- WHAT NEEDS TO BE DONE: Transcribe the entries that follow exactly as they appear, minus pictures.
## BEGIN ITEMS
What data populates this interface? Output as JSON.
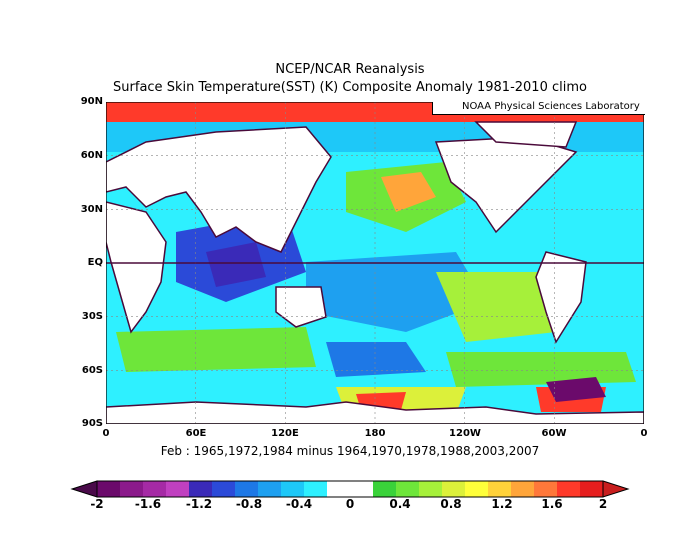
{
  "title_line1": "NCEP/NCAR Reanalysis",
  "title_line2": "Surface Skin Temperature(SST) (K) Composite Anomaly 1981-2010 climo",
  "credit": "NOAA Physical Sciences Laboratory",
  "subtitle": "Feb : 1965,1972,1984 minus 1964,1970,1978,1988,2003,2007",
  "lat_labels": [
    "90N",
    "60N",
    "30N",
    "EQ",
    "30S",
    "60S",
    "90S"
  ],
  "lon_labels": [
    "0",
    "60E",
    "120E",
    "180",
    "120W",
    "60W",
    "0"
  ],
  "colorbar": {
    "labels": [
      "-2",
      "-1.6",
      "-1.2",
      "-0.8",
      "-0.4",
      "0",
      "0.4",
      "0.8",
      "1.2",
      "1.6",
      "2"
    ],
    "colors": [
      "#6b0a6b",
      "#8b1a8b",
      "#a52aa5",
      "#c040c0",
      "#3a2ab8",
      "#2b4ad8",
      "#1e78e6",
      "#1ea0f0",
      "#1ec8f8",
      "#2ef0ff",
      "#ffffff",
      "#ffffff",
      "#3ad23a",
      "#6ee63a",
      "#a6f03a",
      "#dcf03a",
      "#ffff3a",
      "#ffd23a",
      "#ffa53a",
      "#ff783a",
      "#ff3a2a",
      "#e61e1e"
    ]
  },
  "map": {
    "lat_range": [
      -90,
      90
    ],
    "lon_range": [
      0,
      360
    ],
    "field_colors": {
      "land": "#ffffff",
      "coast": "#4a0a3a",
      "cyan": "#2ef0ff",
      "lightblue": "#1ec8f8",
      "blue": "#1e78e6",
      "darkblue": "#2b4ad8",
      "green": "#6ee63a",
      "lightgreen": "#a6f03a",
      "yellow": "#dcf03a",
      "orange": "#ffa53a",
      "red": "#ff3a2a"
    }
  }
}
## END ITEMS
- RESULT:
What data populates this interface? Output as JSON.
{
  "title_line1": "NCEP/NCAR Reanalysis",
  "title_line2": "Surface Skin Temperature(SST) (K) Composite Anomaly 1981-2010 climo",
  "credit": "NOAA Physical Sciences Laboratory",
  "subtitle": "Feb : 1965,1972,1984 minus 1964,1970,1978,1988,2003,2007",
  "lat_labels": [
    "90N",
    "60N",
    "30N",
    "EQ",
    "30S",
    "60S",
    "90S"
  ],
  "lon_labels": [
    "0",
    "60E",
    "120E",
    "180",
    "120W",
    "60W",
    "0"
  ],
  "colorbar": {
    "labels": [
      "-2",
      "-1.6",
      "-1.2",
      "-0.8",
      "-0.4",
      "0",
      "0.4",
      "0.8",
      "1.2",
      "1.6",
      "2"
    ],
    "colors": [
      "#6b0a6b",
      "#8b1a8b",
      "#a52aa5",
      "#c040c0",
      "#3a2ab8",
      "#2b4ad8",
      "#1e78e6",
      "#1ea0f0",
      "#1ec8f8",
      "#2ef0ff",
      "#ffffff",
      "#ffffff",
      "#3ad23a",
      "#6ee63a",
      "#a6f03a",
      "#dcf03a",
      "#ffff3a",
      "#ffd23a",
      "#ffa53a",
      "#ff783a",
      "#ff3a2a",
      "#e61e1e"
    ]
  },
  "map": {
    "lat_range": [
      -90,
      90
    ],
    "lon_range": [
      0,
      360
    ],
    "field_colors": {
      "land": "#ffffff",
      "coast": "#4a0a3a",
      "cyan": "#2ef0ff",
      "lightblue": "#1ec8f8",
      "blue": "#1e78e6",
      "darkblue": "#2b4ad8",
      "green": "#6ee63a",
      "lightgreen": "#a6f03a",
      "yellow": "#dcf03a",
      "orange": "#ffa53a",
      "red": "#ff3a2a"
    }
  }
}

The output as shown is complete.